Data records
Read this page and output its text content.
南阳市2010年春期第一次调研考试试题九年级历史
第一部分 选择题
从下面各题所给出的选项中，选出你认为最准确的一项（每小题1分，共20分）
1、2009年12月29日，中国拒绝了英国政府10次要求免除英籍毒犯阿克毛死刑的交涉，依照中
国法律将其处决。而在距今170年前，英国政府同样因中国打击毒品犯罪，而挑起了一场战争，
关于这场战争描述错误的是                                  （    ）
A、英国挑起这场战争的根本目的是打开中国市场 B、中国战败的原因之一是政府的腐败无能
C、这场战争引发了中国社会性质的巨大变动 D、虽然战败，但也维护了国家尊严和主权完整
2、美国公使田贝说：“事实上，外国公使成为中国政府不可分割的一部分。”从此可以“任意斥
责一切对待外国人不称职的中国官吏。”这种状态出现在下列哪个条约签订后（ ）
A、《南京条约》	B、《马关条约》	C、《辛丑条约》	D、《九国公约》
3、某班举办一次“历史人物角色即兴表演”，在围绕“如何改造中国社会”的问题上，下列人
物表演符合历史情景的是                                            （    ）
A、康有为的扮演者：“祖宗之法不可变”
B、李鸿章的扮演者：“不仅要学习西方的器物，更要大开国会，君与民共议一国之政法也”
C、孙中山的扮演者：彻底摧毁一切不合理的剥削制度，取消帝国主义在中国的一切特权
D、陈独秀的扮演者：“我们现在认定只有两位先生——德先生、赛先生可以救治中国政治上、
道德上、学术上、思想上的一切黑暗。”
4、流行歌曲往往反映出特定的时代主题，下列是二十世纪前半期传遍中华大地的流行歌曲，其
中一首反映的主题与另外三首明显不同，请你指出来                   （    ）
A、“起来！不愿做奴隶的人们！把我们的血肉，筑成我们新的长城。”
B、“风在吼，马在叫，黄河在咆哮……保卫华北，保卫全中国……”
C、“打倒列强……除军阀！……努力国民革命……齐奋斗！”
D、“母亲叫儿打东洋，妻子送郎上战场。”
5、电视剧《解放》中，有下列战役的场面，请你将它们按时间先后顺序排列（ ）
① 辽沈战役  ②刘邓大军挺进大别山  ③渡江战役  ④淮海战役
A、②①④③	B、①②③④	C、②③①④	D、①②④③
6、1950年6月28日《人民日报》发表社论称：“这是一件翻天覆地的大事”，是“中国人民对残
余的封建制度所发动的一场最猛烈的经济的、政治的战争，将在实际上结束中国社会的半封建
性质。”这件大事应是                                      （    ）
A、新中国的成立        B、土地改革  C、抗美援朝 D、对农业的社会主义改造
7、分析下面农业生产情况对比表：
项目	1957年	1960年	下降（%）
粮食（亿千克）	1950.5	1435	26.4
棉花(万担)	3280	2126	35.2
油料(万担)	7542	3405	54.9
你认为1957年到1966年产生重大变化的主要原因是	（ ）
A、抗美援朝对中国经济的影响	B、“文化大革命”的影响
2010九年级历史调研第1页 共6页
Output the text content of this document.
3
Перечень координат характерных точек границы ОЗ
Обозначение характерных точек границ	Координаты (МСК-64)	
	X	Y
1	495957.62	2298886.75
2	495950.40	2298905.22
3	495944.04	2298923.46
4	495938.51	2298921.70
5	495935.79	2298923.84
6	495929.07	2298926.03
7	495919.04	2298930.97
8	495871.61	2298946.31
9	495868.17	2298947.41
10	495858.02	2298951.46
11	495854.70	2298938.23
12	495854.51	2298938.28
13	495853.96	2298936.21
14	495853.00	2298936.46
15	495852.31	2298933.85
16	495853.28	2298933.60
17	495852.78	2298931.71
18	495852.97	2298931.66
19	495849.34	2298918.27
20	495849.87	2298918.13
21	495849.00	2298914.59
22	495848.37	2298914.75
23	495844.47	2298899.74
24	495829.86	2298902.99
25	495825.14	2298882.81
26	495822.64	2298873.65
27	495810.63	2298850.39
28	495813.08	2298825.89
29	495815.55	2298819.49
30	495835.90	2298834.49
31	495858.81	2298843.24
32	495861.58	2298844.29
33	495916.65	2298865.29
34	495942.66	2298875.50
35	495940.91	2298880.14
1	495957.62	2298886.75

YOUR OBJECTIVE =>
Print the entries exactly. Include every one.

FULL OUTPUT =>
Read this page and output its text content.
南阳市2010年春期第一次调研考试试题九年级历史
第一部分 选择题
从下面各题所给出的选项中，选出你认为最准确的一项（每小题1分，共20分）
1、2009年12月29日，中国拒绝了英国政府10次要求免除英籍毒犯阿克毛死刑的交涉，依照中
国法律将其处决。而在距今170年前，英国政府同样因中国打击毒品犯罪，而挑起了一场战争，
关于这场战争描述错误的是                                  （    ）
A、英国挑起这场战争的根本目的是打开中国市场 B、中国战败的原因之一是政府的腐败无能
C、这场战争引发了中国社会性质的巨大变动 D、虽然战败，但也维护了国家尊严和主权完整
2、美国公使田贝说：“事实上，外国公使成为中国政府不可分割的一部分。”从此可以“任意斥
责一切对待外国人不称职的中国官吏。”这种状态出现在下列哪个条约签订后（ ）
A、《南京条约》	B、《马关条约》	C、《辛丑条约》	D、《九国公约》
3、某班举办一次“历史人物角色即兴表演”，在围绕“如何改造中国社会”的问题上，下列人
物表演符合历史情景的是                                            （    ）
A、康有为的扮演者：“祖宗之法不可变”
B、李鸿章的扮演者：“不仅要学习西方的器物，更要大开国会，君与民共议一国之政法也”
C、孙中山的扮演者：彻底摧毁一切不合理的剥削制度，取消帝国主义在中国的一切特权
D、陈独秀的扮演者：“我们现在认定只有两位先生——德先生、赛先生可以救治中国政治上、
道德上、学术上、思想上的一切黑暗。”
4、流行歌曲往往反映出特定的时代主题，下列是二十世纪前半期传遍中华大地的流行歌曲，其
中一首反映的主题与另外三首明显不同，请你指出来                   （    ）
A、“起来！不愿做奴隶的人们！把我们的血肉，筑成我们新的长城。”
B、“风在吼，马在叫，黄河在咆哮……保卫华北，保卫全中国……”
C、“打倒列强……除军阀！……努力国民革命……齐奋斗！”
D、“母亲叫儿打东洋，妻子送郎上战场。”
5、电视剧《解放》中，有下列战役的场面，请你将它们按时间先后顺序排列（ ）
① 辽沈战役  ②刘邓大军挺进大别山  ③渡江战役  ④淮海战役
A、②①④③	B、①②③④	C、②③①④	D、①②④③
6、1950年6月28日《人民日报》发表社论称：“这是一件翻天覆地的大事”，是“中国人民对残
余的封建制度所发动的一场最猛烈的经济的、政治的战争，将在实际上结束中国社会的半封建
性质。”这件大事应是                                      （    ）
A、新中国的成立        B、土地改革  C、抗美援朝 D、对农业的社会主义改造
7、分析下面农业生产情况对比表：
项目	1957年	1960年	下降（%）
粮食（亿千克）	1950.5	1435	26.4
棉花(万担)	3280	2126	35.2
油料(万担)	7542	3405	54.9
你认为1957年到1966年产生重大变化的主要原因是	（ ）
A、抗美援朝对中国经济的影响	B、“文化大革命”的影响
2010九年级历史调研第1页 共6页
Output the text content of this document.
3
Перечень координат характерных точек границы ОЗ
Обозначение характерных точек границ	Координаты (МСК-64)	
	X	Y
1	495957.62	2298886.75
2	495950.40	2298905.22
3	495944.04	2298923.46
4	495938.51	2298921.70
5	495935.79	2298923.84
6	495929.07	2298926.03
7	495919.04	2298930.97
8	495871.61	2298946.31
9	495868.17	2298947.41
10	495858.02	2298951.46
11	495854.70	2298938.23
12	495854.51	2298938.28
13	495853.96	2298936.21
14	495853.00	2298936.46
15	495852.31	2298933.85
16	495853.28	2298933.60
17	495852.78	2298931.71
18	495852.97	2298931.66
19	495849.34	2298918.27
20	495849.87	2298918.13
21	495849.00	2298914.59
22	495848.37	2298914.75
23	495844.47	2298899.74
24	495829.86	2298902.99
25	495825.14	2298882.81
26	495822.64	2298873.65
27	495810.63	2298850.39
28	495813.08	2298825.89
29	495815.55	2298819.49
30	495835.90	2298834.49
31	495858.81	2298843.24
32	495861.58	2298844.29
33	495916.65	2298865.29
34	495942.66	2298875.50
35	495940.91	2298880.14
1	495957.62	2298886.75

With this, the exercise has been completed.